[Records]
**********

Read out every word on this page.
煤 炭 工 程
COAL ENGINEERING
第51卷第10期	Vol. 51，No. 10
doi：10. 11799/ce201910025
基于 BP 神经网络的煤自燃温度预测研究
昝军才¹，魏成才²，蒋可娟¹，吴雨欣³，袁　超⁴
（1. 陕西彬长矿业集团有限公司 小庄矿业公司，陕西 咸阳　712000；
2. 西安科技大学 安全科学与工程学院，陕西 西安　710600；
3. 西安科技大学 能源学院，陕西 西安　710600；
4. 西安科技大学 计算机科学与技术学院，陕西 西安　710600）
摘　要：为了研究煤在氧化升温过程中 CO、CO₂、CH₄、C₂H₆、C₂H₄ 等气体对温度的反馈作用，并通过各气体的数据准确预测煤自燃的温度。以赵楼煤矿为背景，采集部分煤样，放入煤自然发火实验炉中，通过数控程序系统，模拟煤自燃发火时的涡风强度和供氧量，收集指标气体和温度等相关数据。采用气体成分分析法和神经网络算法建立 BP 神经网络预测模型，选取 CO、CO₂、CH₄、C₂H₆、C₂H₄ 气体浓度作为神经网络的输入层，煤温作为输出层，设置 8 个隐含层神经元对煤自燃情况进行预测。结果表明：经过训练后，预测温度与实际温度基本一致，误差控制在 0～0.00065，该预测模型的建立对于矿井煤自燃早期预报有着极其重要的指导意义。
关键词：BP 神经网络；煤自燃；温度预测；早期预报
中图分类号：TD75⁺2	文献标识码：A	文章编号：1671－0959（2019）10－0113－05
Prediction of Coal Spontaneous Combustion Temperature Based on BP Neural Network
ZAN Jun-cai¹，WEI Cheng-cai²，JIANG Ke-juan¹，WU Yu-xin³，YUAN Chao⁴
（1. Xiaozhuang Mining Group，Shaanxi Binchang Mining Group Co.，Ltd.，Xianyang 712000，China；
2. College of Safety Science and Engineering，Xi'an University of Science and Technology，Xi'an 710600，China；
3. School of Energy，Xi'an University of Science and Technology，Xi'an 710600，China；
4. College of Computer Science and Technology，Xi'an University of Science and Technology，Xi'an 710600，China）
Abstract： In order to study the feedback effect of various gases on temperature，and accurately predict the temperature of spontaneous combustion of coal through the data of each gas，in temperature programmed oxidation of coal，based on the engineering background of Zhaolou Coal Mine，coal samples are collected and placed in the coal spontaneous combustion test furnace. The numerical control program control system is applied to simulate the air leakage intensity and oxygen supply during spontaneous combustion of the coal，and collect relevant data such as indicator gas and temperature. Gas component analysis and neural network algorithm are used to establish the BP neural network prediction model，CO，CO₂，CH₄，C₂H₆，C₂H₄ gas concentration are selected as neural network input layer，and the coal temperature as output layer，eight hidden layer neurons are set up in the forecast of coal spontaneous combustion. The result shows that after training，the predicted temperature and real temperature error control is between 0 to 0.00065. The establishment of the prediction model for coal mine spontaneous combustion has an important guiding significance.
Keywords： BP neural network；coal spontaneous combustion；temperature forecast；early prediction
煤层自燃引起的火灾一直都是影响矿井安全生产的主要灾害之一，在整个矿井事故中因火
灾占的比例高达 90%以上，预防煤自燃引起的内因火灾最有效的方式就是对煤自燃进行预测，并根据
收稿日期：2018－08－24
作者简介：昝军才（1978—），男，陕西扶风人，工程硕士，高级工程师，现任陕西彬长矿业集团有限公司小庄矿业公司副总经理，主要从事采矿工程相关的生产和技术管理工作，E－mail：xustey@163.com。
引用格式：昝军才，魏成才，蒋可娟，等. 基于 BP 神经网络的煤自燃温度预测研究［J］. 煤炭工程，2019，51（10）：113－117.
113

**********

(Task brief): Return each line that includes "Technology".

(Task solution):
2. College of Safety Science and Engineering，Xi'an University of Science and Technology，Xi'an 710600，China；
3. School of Energy，Xi'an University of Science and Technology，Xi'an 710600，China；
4. College of Computer Science and Technology，Xi'an University of Science and Technology，Xi'an 710600，China）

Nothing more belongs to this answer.